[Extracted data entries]
[Start]

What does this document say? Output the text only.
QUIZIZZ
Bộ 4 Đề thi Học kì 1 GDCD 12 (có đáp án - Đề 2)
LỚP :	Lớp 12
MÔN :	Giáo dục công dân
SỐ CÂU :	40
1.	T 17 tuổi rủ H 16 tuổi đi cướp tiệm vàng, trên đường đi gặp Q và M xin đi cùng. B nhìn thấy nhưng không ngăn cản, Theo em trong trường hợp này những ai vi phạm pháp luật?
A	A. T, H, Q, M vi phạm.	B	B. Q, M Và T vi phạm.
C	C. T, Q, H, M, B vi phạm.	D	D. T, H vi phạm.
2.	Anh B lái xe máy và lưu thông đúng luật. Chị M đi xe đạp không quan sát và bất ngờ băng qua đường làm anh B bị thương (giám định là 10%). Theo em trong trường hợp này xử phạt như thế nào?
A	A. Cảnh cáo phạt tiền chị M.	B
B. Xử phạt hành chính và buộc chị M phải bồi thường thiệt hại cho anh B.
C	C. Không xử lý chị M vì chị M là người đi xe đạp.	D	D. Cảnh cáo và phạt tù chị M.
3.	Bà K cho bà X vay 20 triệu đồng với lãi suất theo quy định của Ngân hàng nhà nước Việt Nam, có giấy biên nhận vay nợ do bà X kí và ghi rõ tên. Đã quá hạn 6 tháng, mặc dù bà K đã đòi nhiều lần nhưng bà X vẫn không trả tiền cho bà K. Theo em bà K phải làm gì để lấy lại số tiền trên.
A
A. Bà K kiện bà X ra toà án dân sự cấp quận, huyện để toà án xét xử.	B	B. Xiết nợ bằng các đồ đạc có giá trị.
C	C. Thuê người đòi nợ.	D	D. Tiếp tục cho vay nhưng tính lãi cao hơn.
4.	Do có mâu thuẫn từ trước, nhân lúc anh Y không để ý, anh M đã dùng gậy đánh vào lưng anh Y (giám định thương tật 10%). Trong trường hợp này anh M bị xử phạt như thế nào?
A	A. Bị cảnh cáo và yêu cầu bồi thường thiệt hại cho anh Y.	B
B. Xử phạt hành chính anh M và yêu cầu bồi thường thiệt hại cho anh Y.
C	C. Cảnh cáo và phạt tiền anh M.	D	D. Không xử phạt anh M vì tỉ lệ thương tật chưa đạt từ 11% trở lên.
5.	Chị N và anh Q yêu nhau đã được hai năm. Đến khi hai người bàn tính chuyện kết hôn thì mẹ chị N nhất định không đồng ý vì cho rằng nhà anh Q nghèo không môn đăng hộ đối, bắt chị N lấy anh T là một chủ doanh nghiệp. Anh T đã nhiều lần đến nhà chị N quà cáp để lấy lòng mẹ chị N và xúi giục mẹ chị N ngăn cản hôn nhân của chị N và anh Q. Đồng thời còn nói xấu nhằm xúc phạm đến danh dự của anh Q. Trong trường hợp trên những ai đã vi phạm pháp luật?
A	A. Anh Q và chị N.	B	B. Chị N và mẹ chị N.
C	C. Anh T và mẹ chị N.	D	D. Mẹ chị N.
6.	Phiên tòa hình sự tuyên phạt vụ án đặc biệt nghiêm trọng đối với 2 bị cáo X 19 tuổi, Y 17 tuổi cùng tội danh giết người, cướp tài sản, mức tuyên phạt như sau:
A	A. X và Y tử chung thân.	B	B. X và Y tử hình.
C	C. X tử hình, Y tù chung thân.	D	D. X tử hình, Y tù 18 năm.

[End]

• [EXERCISE GOAL]:
Copy all of the data exactly.

• [WRITTEN SOLUTION]:
What does this document say? Output the text only.
QUIZIZZ
Bộ 4 Đề thi Học kì 1 GDCD 12 (có đáp án - Đề 2)
LỚP :	Lớp 12
MÔN :	Giáo dục công dân
SỐ CÂU :	40
1.	T 17 tuổi rủ H 16 tuổi đi cướp tiệm vàng, trên đường đi gặp Q và M xin đi cùng. B nhìn thấy nhưng không ngăn cản, Theo em trong trường hợp này những ai vi phạm pháp luật?
A	A. T, H, Q, M vi phạm.	B	B. Q, M Và T vi phạm.
C	C. T, Q, H, M, B vi phạm.	D	D. T, H vi phạm.
2.	Anh B lái xe máy và lưu thông đúng luật. Chị M đi xe đạp không quan sát và bất ngờ băng qua đường làm anh B bị thương (giám định là 10%). Theo em trong trường hợp này xử phạt như thế nào?
A	A. Cảnh cáo phạt tiền chị M.	B
B. Xử phạt hành chính và buộc chị M phải bồi thường thiệt hại cho anh B.
C	C. Không xử lý chị M vì chị M là người đi xe đạp.	D	D. Cảnh cáo và phạt tù chị M.
3.	Bà K cho bà X vay 20 triệu đồng với lãi suất theo quy định của Ngân hàng nhà nước Việt Nam, có giấy biên nhận vay nợ do bà X kí và ghi rõ tên. Đã quá hạn 6 tháng, mặc dù bà K đã đòi nhiều lần nhưng bà X vẫn không trả tiền cho bà K. Theo em bà K phải làm gì để lấy lại số tiền trên.
A
A. Bà K kiện bà X ra toà án dân sự cấp quận, huyện để toà án xét xử.	B	B. Xiết nợ bằng các đồ đạc có giá trị.
C	C. Thuê người đòi nợ.	D	D. Tiếp tục cho vay nhưng tính lãi cao hơn.
4.	Do có mâu thuẫn từ trước, nhân lúc anh Y không để ý, anh M đã dùng gậy đánh vào lưng anh Y (giám định thương tật 10%). Trong trường hợp này anh M bị xử phạt như thế nào?
A	A. Bị cảnh cáo và yêu cầu bồi thường thiệt hại cho anh Y.	B
B. Xử phạt hành chính anh M và yêu cầu bồi thường thiệt hại cho anh Y.
C	C. Cảnh cáo và phạt tiền anh M.	D	D. Không xử phạt anh M vì tỉ lệ thương tật chưa đạt từ 11% trở lên.
5.	Chị N và anh Q yêu nhau đã được hai năm. Đến khi hai người bàn tính chuyện kết hôn thì mẹ chị N nhất định không đồng ý vì cho rằng nhà anh Q nghèo không môn đăng hộ đối, bắt chị N lấy anh T là một chủ doanh nghiệp. Anh T đã nhiều lần đến nhà chị N quà cáp để lấy lòng mẹ chị N và xúi giục mẹ chị N ngăn cản hôn nhân của chị N và anh Q. Đồng thời còn nói xấu nhằm xúc phạm đến danh dự của anh Q. Trong trường hợp trên những ai đã vi phạm pháp luật?
A	A. Anh Q và chị N.	B	B. Chị N và mẹ chị N.
C	C. Anh T và mẹ chị N.	D	D. Mẹ chị N.
6.	Phiên tòa hình sự tuyên phạt vụ án đặc biệt nghiêm trọng đối với 2 bị cáo X 19 tuổi, Y 17 tuổi cùng tội danh giết người, cướp tài sản, mức tuyên phạt như sau:
A	A. X và Y tử chung thân.	B	B. X và Y tử hình.
C	C. X tử hình, Y tù chung thân.	D	D. X tử hình, Y tù 18 năm.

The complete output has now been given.